=== Requirement ===
Locate the lines where "mellan" occurs and copy them as they stand.

=== Recorded information ===
------------
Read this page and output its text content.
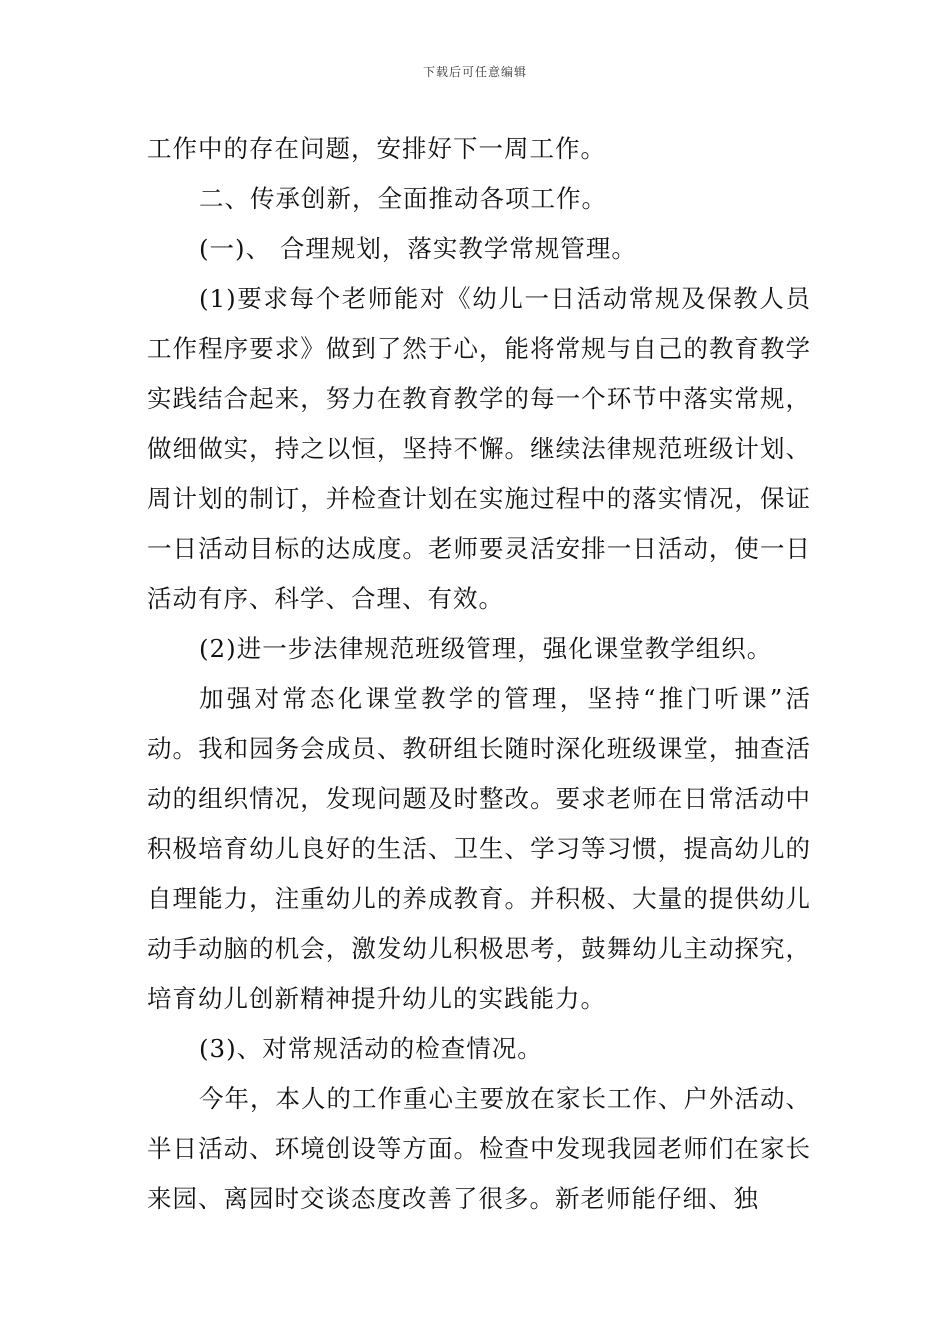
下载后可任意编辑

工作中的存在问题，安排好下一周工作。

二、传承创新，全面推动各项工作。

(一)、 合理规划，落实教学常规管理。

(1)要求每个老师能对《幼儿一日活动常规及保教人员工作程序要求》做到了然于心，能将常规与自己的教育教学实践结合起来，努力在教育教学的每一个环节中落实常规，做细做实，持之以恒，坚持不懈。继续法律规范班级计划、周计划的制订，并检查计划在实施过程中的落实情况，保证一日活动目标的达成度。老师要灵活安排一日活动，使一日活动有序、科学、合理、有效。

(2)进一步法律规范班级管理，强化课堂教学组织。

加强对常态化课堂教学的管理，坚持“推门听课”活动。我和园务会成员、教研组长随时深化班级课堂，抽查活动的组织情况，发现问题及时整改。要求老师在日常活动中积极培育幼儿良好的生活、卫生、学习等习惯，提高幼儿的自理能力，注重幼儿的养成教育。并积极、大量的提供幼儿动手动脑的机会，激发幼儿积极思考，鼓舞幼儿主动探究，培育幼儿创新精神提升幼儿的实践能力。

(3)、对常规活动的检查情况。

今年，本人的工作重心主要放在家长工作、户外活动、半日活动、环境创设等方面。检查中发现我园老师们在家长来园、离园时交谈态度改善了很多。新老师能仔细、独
------------
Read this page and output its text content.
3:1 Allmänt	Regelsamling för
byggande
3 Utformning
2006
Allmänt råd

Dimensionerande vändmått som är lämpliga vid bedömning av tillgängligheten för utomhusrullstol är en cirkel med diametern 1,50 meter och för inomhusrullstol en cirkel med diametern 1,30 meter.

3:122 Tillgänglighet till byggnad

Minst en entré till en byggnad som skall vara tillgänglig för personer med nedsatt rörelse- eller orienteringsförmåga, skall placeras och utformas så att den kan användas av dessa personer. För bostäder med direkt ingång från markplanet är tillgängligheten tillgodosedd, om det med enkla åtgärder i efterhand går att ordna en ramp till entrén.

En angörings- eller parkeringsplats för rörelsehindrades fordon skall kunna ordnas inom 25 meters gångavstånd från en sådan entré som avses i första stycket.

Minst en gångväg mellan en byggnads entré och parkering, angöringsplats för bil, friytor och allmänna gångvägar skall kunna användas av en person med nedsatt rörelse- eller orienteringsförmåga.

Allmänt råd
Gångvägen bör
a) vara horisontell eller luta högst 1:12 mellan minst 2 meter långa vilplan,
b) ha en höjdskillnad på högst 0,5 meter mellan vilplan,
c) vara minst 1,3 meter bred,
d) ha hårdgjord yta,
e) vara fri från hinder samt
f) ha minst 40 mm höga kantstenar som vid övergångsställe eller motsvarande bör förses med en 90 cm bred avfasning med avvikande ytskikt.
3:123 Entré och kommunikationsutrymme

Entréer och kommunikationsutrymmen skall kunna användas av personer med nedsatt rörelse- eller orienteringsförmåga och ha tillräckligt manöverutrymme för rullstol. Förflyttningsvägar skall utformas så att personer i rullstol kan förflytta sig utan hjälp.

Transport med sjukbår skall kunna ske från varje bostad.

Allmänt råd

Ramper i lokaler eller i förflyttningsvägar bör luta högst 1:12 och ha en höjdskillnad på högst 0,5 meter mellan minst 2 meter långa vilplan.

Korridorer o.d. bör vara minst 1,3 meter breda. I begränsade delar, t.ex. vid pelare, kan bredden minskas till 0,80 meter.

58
------------
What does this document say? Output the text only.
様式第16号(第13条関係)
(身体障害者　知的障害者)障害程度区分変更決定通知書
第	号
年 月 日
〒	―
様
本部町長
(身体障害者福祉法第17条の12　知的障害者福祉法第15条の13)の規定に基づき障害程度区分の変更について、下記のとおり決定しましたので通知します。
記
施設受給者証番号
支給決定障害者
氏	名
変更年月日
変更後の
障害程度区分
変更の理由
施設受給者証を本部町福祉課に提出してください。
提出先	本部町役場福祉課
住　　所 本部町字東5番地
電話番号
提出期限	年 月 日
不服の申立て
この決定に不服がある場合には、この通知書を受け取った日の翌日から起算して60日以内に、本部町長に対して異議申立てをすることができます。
------------
=== Answer to this task ===
Minst en gångväg mellan en byggnads entré och parkering, angöringsplats för bil, friytor och allmänna gångvägar skall kunna användas av en person med nedsatt rörelse- eller orienteringsförmåga.
a) vara horisontell eller luta högst 1:12 mellan minst 2 meter långa vilplan,
b) ha en höjdskillnad på högst 0,5 meter mellan vilplan,
Ramper i lokaler eller i förflyttningsvägar bör luta högst 1:12 och ha en höjdskillnad på högst 0,5 meter mellan minst 2 meter långa vilplan.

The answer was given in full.